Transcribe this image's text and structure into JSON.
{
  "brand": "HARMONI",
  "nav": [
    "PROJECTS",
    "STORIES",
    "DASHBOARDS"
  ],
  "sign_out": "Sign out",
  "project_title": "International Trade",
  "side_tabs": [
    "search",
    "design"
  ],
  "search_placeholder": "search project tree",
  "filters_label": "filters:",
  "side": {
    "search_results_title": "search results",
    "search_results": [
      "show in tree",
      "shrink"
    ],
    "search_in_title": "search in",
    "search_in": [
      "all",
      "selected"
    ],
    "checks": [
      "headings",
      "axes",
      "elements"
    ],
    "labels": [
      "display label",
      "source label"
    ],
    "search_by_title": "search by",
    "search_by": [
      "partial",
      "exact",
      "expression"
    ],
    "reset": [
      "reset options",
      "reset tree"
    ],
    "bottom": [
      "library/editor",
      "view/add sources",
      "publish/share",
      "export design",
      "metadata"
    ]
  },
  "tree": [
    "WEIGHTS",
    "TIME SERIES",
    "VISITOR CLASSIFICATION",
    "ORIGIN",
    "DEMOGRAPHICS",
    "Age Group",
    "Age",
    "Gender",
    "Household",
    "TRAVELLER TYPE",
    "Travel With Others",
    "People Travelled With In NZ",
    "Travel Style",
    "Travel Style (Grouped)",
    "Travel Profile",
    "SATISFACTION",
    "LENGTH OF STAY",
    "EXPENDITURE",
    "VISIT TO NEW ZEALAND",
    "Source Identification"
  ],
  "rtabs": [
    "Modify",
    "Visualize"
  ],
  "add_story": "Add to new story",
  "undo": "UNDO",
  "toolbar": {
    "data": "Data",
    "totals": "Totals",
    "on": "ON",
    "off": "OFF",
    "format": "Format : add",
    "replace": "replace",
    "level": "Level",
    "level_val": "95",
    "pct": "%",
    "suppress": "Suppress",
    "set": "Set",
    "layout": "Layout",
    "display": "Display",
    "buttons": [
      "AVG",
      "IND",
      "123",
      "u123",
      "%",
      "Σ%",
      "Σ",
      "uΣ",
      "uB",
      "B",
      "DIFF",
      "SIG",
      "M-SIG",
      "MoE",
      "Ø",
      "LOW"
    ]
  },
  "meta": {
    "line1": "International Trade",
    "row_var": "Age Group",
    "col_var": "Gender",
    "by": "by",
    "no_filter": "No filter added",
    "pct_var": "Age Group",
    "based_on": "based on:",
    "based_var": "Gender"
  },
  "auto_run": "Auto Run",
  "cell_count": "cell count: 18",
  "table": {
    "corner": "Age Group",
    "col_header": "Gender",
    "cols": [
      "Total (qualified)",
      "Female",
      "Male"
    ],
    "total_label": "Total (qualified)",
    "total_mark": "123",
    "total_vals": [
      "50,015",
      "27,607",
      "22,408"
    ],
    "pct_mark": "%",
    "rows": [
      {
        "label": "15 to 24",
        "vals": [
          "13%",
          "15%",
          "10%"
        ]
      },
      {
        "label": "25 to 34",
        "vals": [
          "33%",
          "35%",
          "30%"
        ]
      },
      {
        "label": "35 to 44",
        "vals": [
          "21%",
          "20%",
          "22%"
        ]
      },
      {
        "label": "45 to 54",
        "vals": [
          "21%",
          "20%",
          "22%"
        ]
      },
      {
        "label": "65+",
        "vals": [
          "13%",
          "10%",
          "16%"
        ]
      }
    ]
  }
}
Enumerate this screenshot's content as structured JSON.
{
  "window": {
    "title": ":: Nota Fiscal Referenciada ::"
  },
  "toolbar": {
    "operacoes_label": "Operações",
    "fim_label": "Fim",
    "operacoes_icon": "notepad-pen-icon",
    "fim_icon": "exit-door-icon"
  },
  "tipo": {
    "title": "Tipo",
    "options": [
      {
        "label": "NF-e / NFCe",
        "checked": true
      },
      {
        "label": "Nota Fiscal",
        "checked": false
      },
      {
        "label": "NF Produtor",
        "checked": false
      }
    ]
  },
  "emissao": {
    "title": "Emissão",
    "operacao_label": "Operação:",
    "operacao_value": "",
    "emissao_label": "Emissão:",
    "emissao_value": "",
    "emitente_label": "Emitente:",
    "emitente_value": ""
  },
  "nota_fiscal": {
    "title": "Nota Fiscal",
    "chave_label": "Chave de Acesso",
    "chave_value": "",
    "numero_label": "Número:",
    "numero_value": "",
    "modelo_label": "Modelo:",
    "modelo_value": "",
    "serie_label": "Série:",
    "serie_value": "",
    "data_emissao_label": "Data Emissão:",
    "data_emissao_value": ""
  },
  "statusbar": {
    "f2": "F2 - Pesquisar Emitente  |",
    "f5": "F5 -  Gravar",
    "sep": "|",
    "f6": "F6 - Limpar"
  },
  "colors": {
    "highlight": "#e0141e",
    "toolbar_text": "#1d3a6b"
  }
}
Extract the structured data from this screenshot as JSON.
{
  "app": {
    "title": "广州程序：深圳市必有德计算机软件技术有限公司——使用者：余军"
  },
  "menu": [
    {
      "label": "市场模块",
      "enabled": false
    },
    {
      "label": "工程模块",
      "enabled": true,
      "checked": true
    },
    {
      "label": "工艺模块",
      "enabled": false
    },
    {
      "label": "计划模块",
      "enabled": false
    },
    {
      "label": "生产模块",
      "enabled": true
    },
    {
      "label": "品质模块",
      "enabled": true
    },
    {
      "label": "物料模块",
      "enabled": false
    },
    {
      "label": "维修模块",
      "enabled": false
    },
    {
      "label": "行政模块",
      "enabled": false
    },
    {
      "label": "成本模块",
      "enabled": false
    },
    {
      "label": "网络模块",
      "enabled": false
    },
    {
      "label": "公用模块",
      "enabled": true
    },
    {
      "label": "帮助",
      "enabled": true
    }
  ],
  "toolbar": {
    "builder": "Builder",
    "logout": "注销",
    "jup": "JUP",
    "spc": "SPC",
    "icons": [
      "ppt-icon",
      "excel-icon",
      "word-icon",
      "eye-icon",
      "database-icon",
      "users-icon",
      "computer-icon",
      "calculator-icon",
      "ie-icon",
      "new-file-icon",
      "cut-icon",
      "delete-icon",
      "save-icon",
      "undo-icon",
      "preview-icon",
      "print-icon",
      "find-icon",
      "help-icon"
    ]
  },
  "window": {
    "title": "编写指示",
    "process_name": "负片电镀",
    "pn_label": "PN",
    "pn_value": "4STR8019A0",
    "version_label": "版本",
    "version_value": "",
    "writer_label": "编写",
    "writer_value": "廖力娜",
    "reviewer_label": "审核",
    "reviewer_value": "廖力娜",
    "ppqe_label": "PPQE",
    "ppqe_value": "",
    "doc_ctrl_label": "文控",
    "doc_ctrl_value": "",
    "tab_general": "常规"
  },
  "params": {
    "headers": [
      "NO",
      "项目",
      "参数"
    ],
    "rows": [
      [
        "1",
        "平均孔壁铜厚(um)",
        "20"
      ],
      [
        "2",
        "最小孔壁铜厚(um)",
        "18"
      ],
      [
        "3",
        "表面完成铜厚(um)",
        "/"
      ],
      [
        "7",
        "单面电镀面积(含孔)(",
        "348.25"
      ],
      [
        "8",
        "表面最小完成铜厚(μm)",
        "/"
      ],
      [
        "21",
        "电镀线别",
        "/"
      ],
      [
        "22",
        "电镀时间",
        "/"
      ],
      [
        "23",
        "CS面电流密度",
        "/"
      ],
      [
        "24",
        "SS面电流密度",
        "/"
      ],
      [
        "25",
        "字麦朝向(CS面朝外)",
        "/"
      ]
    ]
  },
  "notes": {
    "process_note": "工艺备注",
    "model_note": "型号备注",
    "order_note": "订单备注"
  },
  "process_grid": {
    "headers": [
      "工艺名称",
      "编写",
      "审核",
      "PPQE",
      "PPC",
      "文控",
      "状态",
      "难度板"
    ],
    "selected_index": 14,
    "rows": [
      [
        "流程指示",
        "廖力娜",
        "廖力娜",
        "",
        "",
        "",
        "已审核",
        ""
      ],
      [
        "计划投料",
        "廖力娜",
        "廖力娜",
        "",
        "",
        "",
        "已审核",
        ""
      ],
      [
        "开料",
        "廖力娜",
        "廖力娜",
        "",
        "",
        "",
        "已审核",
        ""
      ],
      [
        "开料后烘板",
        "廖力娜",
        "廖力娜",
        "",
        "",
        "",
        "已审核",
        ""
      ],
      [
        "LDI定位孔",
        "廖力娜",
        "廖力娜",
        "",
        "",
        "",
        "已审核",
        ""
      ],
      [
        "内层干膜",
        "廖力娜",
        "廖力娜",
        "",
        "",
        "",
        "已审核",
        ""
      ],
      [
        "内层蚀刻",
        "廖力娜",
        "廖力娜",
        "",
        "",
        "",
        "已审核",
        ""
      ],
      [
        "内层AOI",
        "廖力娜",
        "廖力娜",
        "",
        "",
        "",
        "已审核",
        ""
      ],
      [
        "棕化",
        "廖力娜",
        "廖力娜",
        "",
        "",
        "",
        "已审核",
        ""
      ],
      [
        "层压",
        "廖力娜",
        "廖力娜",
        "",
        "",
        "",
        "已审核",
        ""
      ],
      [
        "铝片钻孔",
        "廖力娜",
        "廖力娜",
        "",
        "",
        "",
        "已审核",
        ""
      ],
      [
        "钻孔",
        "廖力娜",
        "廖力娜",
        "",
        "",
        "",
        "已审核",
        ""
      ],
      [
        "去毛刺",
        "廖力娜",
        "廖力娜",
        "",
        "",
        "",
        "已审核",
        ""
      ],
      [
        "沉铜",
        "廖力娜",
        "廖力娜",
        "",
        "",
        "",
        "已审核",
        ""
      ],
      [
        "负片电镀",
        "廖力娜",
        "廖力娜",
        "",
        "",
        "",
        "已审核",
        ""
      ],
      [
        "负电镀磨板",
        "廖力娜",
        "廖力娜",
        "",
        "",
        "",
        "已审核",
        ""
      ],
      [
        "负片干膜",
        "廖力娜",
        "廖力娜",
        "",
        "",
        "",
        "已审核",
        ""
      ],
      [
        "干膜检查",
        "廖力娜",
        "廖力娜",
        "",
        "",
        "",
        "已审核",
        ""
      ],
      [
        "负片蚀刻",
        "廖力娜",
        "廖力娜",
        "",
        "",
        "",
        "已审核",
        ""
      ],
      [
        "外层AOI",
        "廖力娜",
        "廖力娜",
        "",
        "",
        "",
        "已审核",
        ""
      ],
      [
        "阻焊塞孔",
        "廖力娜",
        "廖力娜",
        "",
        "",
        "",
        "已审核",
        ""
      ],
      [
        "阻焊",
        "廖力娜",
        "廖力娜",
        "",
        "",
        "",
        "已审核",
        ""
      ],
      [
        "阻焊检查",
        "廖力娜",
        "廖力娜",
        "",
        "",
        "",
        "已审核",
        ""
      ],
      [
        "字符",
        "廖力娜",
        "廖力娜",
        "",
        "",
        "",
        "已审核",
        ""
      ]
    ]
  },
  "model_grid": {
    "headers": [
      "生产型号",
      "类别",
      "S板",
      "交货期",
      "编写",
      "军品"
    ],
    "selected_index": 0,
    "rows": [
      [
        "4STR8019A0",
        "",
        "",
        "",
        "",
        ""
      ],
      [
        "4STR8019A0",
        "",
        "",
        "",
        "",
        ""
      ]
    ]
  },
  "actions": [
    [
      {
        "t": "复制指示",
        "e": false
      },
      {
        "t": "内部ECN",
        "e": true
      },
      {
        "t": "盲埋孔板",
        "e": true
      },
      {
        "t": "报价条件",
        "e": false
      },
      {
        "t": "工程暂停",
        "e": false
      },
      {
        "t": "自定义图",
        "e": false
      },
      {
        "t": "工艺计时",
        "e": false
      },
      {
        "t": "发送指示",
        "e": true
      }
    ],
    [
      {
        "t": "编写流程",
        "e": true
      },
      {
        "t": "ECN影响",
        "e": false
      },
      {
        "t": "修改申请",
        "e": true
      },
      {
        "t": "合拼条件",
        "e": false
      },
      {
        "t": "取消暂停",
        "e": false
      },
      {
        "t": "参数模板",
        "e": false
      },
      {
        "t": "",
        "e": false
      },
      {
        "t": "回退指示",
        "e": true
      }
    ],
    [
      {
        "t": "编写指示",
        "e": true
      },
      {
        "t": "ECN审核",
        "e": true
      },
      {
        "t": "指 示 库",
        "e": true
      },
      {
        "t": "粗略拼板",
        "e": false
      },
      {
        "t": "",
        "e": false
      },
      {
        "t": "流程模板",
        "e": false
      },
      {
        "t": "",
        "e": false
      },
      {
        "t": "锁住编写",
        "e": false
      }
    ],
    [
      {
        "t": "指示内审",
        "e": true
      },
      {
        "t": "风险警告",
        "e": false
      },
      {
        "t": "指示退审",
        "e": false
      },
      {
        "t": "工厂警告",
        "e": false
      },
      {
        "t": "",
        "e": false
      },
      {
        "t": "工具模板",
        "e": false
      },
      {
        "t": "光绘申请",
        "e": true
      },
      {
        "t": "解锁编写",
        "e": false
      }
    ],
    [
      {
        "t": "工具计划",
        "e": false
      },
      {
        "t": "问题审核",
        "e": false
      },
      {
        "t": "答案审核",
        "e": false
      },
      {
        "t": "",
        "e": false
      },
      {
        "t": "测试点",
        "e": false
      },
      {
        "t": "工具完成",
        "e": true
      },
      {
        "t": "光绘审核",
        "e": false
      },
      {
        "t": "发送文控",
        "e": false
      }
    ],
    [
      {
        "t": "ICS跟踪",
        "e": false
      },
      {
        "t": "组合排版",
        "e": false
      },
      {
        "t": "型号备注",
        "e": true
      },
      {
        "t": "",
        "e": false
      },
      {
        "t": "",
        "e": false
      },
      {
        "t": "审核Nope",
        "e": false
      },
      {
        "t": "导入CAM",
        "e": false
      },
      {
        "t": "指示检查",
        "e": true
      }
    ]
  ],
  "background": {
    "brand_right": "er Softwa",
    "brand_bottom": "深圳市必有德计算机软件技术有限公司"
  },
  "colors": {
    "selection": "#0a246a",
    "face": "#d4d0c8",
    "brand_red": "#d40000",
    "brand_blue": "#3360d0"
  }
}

_DIRECTION_
Lines holding the word "JSON" in the entries above are the ones to pull out. Copy them all.

_SOLVED PROBLEM_
Transcribe this image's text and structure into JSON.
Enumerate this screenshot's content as structured JSON.
Extract the structured data from this screenshot as JSON.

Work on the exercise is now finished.